— start of Available data —

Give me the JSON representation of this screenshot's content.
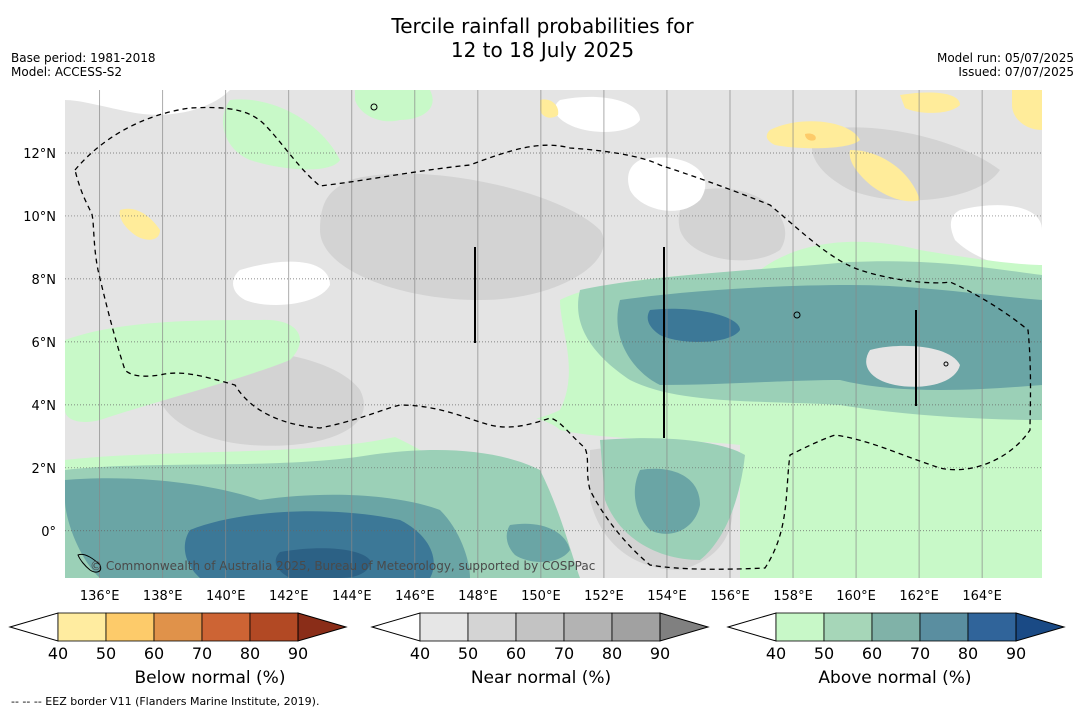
{
  "title": {
    "line1": "Tercile rainfall probabilities for",
    "line2": "12 to 18 July 2025"
  },
  "meta": {
    "base_period": "Base period: 1981-2018",
    "model": "Model: ACCESS-S2",
    "model_run": "Model run: 05/07/2025",
    "issued": "Issued: 07/07/2025"
  },
  "map": {
    "lon_labels": [
      "136°E",
      "138°E",
      "140°E",
      "142°E",
      "144°E",
      "146°E",
      "148°E",
      "150°E",
      "152°E",
      "154°E",
      "156°E",
      "158°E",
      "160°E",
      "162°E",
      "164°E"
    ],
    "lon_values": [
      136,
      138,
      140,
      142,
      144,
      146,
      148,
      150,
      152,
      154,
      156,
      158,
      160,
      162,
      164
    ],
    "lat_labels": [
      "12°N",
      "10°N",
      "8°N",
      "6°N",
      "4°N",
      "2°N",
      "0°"
    ],
    "lat_values": [
      12,
      10,
      8,
      6,
      4,
      2,
      0
    ],
    "lon_range": [
      134.9,
      165.9
    ],
    "lat_range": [
      -1.5,
      14
    ],
    "copyright": "© Commonwealth of Australia 2025, Bureau of Meteorology, supported by COSPPac",
    "colors": {
      "land_bg": "#ffffff",
      "near_40": "#e6e6e6",
      "near_50": "#d3d3d3",
      "above_40": "#c8f9c8",
      "above_50": "#9bd0b7",
      "above_60": "#6aa5a5",
      "above_70": "#3c7897",
      "above_80": "#2a5a8a",
      "above_90": "#1a4682",
      "below_40": "#ffec9a"
    }
  },
  "colorbars": [
    {
      "label": "Below normal (%)",
      "ticks": [
        "40",
        "50",
        "60",
        "70",
        "80",
        "90"
      ],
      "colors": [
        "#ffffff",
        "#ffeca0",
        "#fdcb6a",
        "#e0924a",
        "#cd6434",
        "#b24924",
        "#8a2d18"
      ]
    },
    {
      "label": "Near normal (%)",
      "ticks": [
        "40",
        "50",
        "60",
        "70",
        "80",
        "90"
      ],
      "colors": [
        "#ffffff",
        "#e6e6e6",
        "#d4d4d4",
        "#c3c3c3",
        "#b3b3b3",
        "#a1a1a1",
        "#808080"
      ]
    },
    {
      "label": "Above normal (%)",
      "ticks": [
        "40",
        "50",
        "60",
        "70",
        "80",
        "90"
      ],
      "colors": [
        "#ffffff",
        "#c8f8c8",
        "#a6d6b8",
        "#80b2a8",
        "#5a8ea0",
        "#30649a",
        "#1a4a85"
      ]
    }
  ],
  "footer": "--  --  -- EEZ border V11 (Flanders Marine Institute, 2019)."
}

— end of Available data —

Problem to solve |
Copy the whole of the material above exactly, but not its images.

Exercise output |
Give me the JSON representation of this screenshot's content.
{
  "title": {
    "line1": "Tercile rainfall probabilities for",
    "line2": "12 to 18 July 2025"
  },
  "meta": {
    "base_period": "Base period: 1981-2018",
    "model": "Model: ACCESS-S2",
    "model_run": "Model run: 05/07/2025",
    "issued": "Issued: 07/07/2025"
  },
  "map": {
    "lon_labels": [
      "136°E",
      "138°E",
      "140°E",
      "142°E",
      "144°E",
      "146°E",
      "148°E",
      "150°E",
      "152°E",
      "154°E",
      "156°E",
      "158°E",
      "160°E",
      "162°E",
      "164°E"
    ],
    "lon_values": [
      136,
      138,
      140,
      142,
      144,
      146,
      148,
      150,
      152,
      154,
      156,
      158,
      160,
      162,
      164
    ],
    "lat_labels": [
      "12°N",
      "10°N",
      "8°N",
      "6°N",
      "4°N",
      "2°N",
      "0°"
    ],
    "lat_values": [
      12,
      10,
      8,
      6,
      4,
      2,
      0
    ],
    "lon_range": [
      134.9,
      165.9
    ],
    "lat_range": [
      -1.5,
      14
    ],
    "copyright": "© Commonwealth of Australia 2025, Bureau of Meteorology, supported by COSPPac",
    "colors": {
      "land_bg": "#ffffff",
      "near_40": "#e6e6e6",
      "near_50": "#d3d3d3",
      "above_40": "#c8f9c8",
      "above_50": "#9bd0b7",
      "above_60": "#6aa5a5",
      "above_70": "#3c7897",
      "above_80": "#2a5a8a",
      "above_90": "#1a4682",
      "below_40": "#ffec9a"
    }
  },
  "colorbars": [
    {
      "label": "Below normal (%)",
      "ticks": [
        "40",
        "50",
        "60",
        "70",
        "80",
        "90"
      ],
      "colors": [
        "#ffffff",
        "#ffeca0",
        "#fdcb6a",
        "#e0924a",
        "#cd6434",
        "#b24924",
        "#8a2d18"
      ]
    },
    {
      "label": "Near normal (%)",
      "ticks": [
        "40",
        "50",
        "60",
        "70",
        "80",
        "90"
      ],
      "colors": [
        "#ffffff",
        "#e6e6e6",
        "#d4d4d4",
        "#c3c3c3",
        "#b3b3b3",
        "#a1a1a1",
        "#808080"
      ]
    },
    {
      "label": "Above normal (%)",
      "ticks": [
        "40",
        "50",
        "60",
        "70",
        "80",
        "90"
      ],
      "colors": [
        "#ffffff",
        "#c8f8c8",
        "#a6d6b8",
        "#80b2a8",
        "#5a8ea0",
        "#30649a",
        "#1a4a85"
      ]
    }
  ],
  "footer": "--  --  -- EEZ border V11 (Flanders Marine Institute, 2019)."
}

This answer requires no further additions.